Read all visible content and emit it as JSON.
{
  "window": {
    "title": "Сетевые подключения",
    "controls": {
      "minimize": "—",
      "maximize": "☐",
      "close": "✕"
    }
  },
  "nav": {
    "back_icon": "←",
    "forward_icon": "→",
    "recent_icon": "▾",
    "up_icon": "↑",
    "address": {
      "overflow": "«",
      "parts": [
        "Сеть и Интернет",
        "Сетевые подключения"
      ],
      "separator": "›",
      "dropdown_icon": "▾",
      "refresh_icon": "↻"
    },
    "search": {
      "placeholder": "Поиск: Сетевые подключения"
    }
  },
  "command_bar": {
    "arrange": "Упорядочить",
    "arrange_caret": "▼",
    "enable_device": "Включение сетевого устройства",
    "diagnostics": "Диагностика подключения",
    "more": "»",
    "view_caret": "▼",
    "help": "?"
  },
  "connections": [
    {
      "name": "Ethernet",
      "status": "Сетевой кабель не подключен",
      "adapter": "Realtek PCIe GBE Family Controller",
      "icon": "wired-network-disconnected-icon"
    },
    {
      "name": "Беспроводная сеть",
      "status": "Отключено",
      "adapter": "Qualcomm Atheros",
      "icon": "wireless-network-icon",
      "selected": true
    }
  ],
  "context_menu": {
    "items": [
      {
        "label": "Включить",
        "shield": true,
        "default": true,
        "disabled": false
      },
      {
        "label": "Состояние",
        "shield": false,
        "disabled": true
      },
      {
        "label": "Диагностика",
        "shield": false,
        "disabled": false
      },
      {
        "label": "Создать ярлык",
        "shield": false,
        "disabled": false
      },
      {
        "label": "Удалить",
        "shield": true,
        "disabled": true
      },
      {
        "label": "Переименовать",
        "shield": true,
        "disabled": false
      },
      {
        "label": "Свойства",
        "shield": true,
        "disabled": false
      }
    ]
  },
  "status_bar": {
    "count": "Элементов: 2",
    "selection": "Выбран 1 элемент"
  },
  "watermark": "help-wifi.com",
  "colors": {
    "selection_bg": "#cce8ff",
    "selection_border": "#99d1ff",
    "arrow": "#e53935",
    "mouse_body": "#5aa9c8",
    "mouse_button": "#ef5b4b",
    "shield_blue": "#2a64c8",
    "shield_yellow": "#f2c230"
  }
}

> **WHAT IS NEEDED**
Identify the lines above that contain the word "Диагностика", then copy them.

> **RESULT BELOW**
    "diagnostics": "Диагностика подключения",
        "label": "Диагностика",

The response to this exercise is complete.